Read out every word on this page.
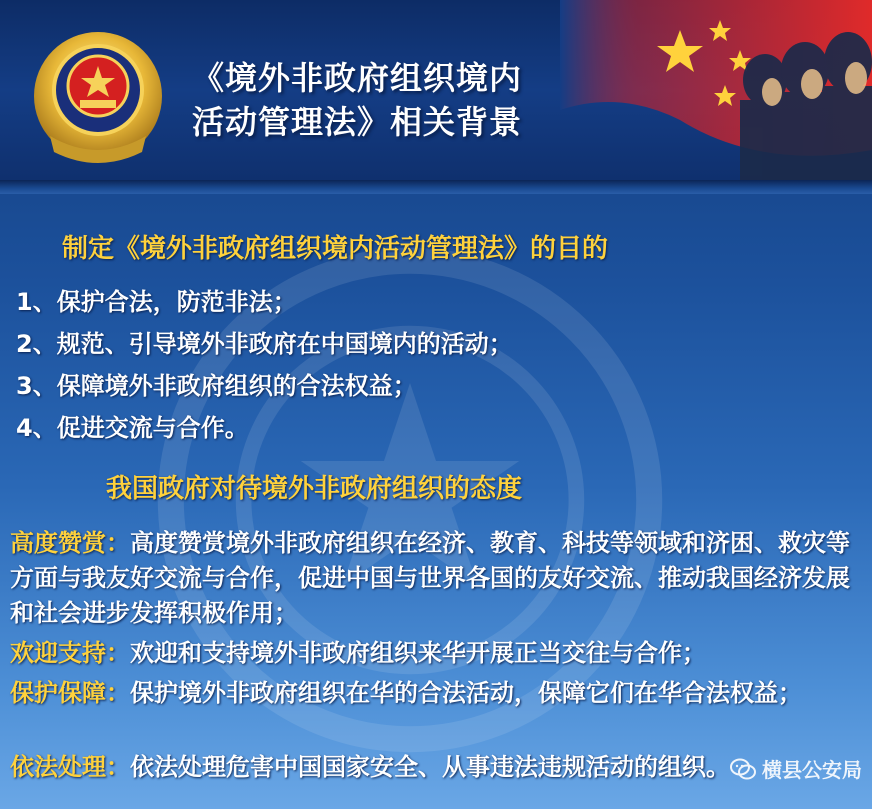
《境外非政府组织境内
活动管理法》相关背景
制定《境外非政府组织境内活动管理法》的目的
1、保护合法，防范非法；
2、规范、引导境外非政府在中国境内的活动；
3、保障境外非政府组织的合法权益；
4、促进交流与合作。
我国政府对待境外非政府组织的态度
高度赞赏：高度赞赏境外非政府组织在经济、教育、科技等领域和济困、救灾等方面与我友好交流与合作，促进中国与世界各国的友好交流、推动我国经济发展和社会进步发挥积极作用；
欢迎支持：欢迎和支持境外非政府组织来华开展正当交往与合作；
保护保障：保护境外非政府组织在华的合法活动，保障它们在华合法权益；
依法处理：依法处理危害中国国家安全、从事违法违规活动的组织。	横县公安局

_ _ _ _ _ _ _

Your copy should match the records word for word, with the pictures removed.

Read out every word on this page.
《境外非政府组织境内
活动管理法》相关背景
制定《境外非政府组织境内活动管理法》的目的
1、保护合法，防范非法；
2、规范、引导境外非政府在中国境内的活动；
3、保障境外非政府组织的合法权益；
4、促进交流与合作。
我国政府对待境外非政府组织的态度
高度赞赏：高度赞赏境外非政府组织在经济、教育、科技等领域和济困、救灾等方面与我友好交流与合作，促进中国与世界各国的友好交流、推动我国经济发展和社会进步发挥积极作用；
欢迎支持：欢迎和支持境外非政府组织来华开展正当交往与合作；
保护保障：保护境外非政府组织在华的合法活动，保障它们在华合法权益；
依法处理：依法处理危害中国国家安全、从事违法违规活动的组织。	横县公安局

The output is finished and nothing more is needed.